==== DATA PROVIDED ====
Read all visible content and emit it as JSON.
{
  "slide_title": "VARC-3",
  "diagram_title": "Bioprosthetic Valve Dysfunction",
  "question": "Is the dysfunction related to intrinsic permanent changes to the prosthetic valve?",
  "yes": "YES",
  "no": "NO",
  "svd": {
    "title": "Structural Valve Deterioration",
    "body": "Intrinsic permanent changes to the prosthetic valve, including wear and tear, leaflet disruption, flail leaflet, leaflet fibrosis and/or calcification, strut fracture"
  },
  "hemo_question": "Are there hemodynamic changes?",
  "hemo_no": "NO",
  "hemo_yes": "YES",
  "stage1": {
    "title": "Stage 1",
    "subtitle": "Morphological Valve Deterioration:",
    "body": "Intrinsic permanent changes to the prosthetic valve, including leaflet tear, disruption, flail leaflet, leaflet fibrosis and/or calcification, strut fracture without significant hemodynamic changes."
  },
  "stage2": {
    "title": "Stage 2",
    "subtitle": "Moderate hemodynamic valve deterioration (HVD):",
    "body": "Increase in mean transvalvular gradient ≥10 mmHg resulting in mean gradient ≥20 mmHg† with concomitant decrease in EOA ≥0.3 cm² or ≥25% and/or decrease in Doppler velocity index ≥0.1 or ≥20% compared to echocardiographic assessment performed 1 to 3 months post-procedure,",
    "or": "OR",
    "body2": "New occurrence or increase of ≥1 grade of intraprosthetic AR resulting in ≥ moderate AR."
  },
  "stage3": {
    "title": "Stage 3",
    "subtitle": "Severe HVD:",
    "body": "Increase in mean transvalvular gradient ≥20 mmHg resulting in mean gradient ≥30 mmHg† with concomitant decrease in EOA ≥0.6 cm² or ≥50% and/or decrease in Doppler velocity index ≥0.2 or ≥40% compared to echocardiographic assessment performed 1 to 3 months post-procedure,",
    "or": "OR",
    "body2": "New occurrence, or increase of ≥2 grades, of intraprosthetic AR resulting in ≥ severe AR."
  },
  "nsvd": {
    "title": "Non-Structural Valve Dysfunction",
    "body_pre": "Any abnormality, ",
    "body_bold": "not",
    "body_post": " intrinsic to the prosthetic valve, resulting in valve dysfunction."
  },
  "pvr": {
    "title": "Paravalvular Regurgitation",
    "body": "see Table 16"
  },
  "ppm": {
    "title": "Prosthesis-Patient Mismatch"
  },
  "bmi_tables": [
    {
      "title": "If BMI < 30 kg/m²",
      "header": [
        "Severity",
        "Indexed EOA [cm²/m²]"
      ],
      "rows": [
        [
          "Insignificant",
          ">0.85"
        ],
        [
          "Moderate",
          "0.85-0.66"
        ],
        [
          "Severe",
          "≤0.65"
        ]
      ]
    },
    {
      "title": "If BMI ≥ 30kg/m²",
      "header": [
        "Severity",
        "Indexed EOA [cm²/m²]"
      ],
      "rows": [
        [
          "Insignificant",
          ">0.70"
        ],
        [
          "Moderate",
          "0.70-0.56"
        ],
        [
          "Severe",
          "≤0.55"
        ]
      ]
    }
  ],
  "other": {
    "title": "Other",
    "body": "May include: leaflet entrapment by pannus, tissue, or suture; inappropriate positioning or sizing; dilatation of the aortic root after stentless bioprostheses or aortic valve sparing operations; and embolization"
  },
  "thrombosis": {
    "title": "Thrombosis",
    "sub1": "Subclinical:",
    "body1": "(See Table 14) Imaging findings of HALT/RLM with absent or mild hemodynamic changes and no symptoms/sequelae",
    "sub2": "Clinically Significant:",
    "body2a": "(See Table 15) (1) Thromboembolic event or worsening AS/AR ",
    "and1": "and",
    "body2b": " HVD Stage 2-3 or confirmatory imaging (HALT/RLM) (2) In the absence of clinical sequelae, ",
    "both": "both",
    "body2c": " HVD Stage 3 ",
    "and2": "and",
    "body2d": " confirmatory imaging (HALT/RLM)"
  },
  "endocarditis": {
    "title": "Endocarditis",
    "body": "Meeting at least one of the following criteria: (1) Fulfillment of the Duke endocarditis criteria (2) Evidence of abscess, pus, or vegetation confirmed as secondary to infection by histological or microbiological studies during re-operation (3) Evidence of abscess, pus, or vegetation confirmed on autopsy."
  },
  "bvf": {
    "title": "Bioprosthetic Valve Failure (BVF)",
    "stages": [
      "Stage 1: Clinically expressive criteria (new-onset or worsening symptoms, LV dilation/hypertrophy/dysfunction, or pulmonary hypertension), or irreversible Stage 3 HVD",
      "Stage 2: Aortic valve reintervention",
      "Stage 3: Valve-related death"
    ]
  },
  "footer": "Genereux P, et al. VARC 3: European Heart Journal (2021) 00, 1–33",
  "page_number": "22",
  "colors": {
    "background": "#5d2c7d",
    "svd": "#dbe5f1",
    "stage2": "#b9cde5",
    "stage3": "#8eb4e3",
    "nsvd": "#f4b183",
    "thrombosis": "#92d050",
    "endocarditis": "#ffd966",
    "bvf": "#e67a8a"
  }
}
====
§ TASK DIRECTIONS
Repeat the data precisely, line by line.

§ FINAL RESULT
Read all visible content and emit it as JSON.
{
  "slide_title": "VARC-3",
  "diagram_title": "Bioprosthetic Valve Dysfunction",
  "question": "Is the dysfunction related to intrinsic permanent changes to the prosthetic valve?",
  "yes": "YES",
  "no": "NO",
  "svd": {
    "title": "Structural Valve Deterioration",
    "body": "Intrinsic permanent changes to the prosthetic valve, including wear and tear, leaflet disruption, flail leaflet, leaflet fibrosis and/or calcification, strut fracture"
  },
  "hemo_question": "Are there hemodynamic changes?",
  "hemo_no": "NO",
  "hemo_yes": "YES",
  "stage1": {
    "title": "Stage 1",
    "subtitle": "Morphological Valve Deterioration:",
    "body": "Intrinsic permanent changes to the prosthetic valve, including leaflet tear, disruption, flail leaflet, leaflet fibrosis and/or calcification, strut fracture without significant hemodynamic changes."
  },
  "stage2": {
    "title": "Stage 2",
    "subtitle": "Moderate hemodynamic valve deterioration (HVD):",
    "body": "Increase in mean transvalvular gradient ≥10 mmHg resulting in mean gradient ≥20 mmHg† with concomitant decrease in EOA ≥0.3 cm² or ≥25% and/or decrease in Doppler velocity index ≥0.1 or ≥20% compared to echocardiographic assessment performed 1 to 3 months post-procedure,",
    "or": "OR",
    "body2": "New occurrence or increase of ≥1 grade of intraprosthetic AR resulting in ≥ moderate AR."
  },
  "stage3": {
    "title": "Stage 3",
    "subtitle": "Severe HVD:",
    "body": "Increase in mean transvalvular gradient ≥20 mmHg resulting in mean gradient ≥30 mmHg† with concomitant decrease in EOA ≥0.6 cm² or ≥50% and/or decrease in Doppler velocity index ≥0.2 or ≥40% compared to echocardiographic assessment performed 1 to 3 months post-procedure,",
    "or": "OR",
    "body2": "New occurrence, or increase of ≥2 grades, of intraprosthetic AR resulting in ≥ severe AR."
  },
  "nsvd": {
    "title": "Non-Structural Valve Dysfunction",
    "body_pre": "Any abnormality, ",
    "body_bold": "not",
    "body_post": " intrinsic to the prosthetic valve, resulting in valve dysfunction."
  },
  "pvr": {
    "title": "Paravalvular Regurgitation",
    "body": "see Table 16"
  },
  "ppm": {
    "title": "Prosthesis-Patient Mismatch"
  },
  "bmi_tables": [
    {
      "title": "If BMI < 30 kg/m²",
      "header": [
        "Severity",
        "Indexed EOA [cm²/m²]"
      ],
      "rows": [
        [
          "Insignificant",
          ">0.85"
        ],
        [
          "Moderate",
          "0.85-0.66"
        ],
        [
          "Severe",
          "≤0.65"
        ]
      ]
    },
    {
      "title": "If BMI ≥ 30kg/m²",
      "header": [
        "Severity",
        "Indexed EOA [cm²/m²]"
      ],
      "rows": [
        [
          "Insignificant",
          ">0.70"
        ],
        [
          "Moderate",
          "0.70-0.56"
        ],
        [
          "Severe",
          "≤0.55"
        ]
      ]
    }
  ],
  "other": {
    "title": "Other",
    "body": "May include: leaflet entrapment by pannus, tissue, or suture; inappropriate positioning or sizing; dilatation of the aortic root after stentless bioprostheses or aortic valve sparing operations; and embolization"
  },
  "thrombosis": {
    "title": "Thrombosis",
    "sub1": "Subclinical:",
    "body1": "(See Table 14) Imaging findings of HALT/RLM with absent or mild hemodynamic changes and no symptoms/sequelae",
    "sub2": "Clinically Significant:",
    "body2a": "(See Table 15) (1) Thromboembolic event or worsening AS/AR ",
    "and1": "and",
    "body2b": " HVD Stage 2-3 or confirmatory imaging (HALT/RLM) (2) In the absence of clinical sequelae, ",
    "both": "both",
    "body2c": " HVD Stage 3 ",
    "and2": "and",
    "body2d": " confirmatory imaging (HALT/RLM)"
  },
  "endocarditis": {
    "title": "Endocarditis",
    "body": "Meeting at least one of the following criteria: (1) Fulfillment of the Duke endocarditis criteria (2) Evidence of abscess, pus, or vegetation confirmed as secondary to infection by histological or microbiological studies during re-operation (3) Evidence of abscess, pus, or vegetation confirmed on autopsy."
  },
  "bvf": {
    "title": "Bioprosthetic Valve Failure (BVF)",
    "stages": [
      "Stage 1: Clinically expressive criteria (new-onset or worsening symptoms, LV dilation/hypertrophy/dysfunction, or pulmonary hypertension), or irreversible Stage 3 HVD",
      "Stage 2: Aortic valve reintervention",
      "Stage 3: Valve-related death"
    ]
  },
  "footer": "Genereux P, et al. VARC 3: European Heart Journal (2021) 00, 1–33",
  "page_number": "22",
  "colors": {
    "background": "#5d2c7d",
    "svd": "#dbe5f1",
    "stage2": "#b9cde5",
    "stage3": "#8eb4e3",
    "nsvd": "#f4b183",
    "thrombosis": "#92d050",
    "endocarditis": "#ffd966",
    "bvf": "#e67a8a"
  }
}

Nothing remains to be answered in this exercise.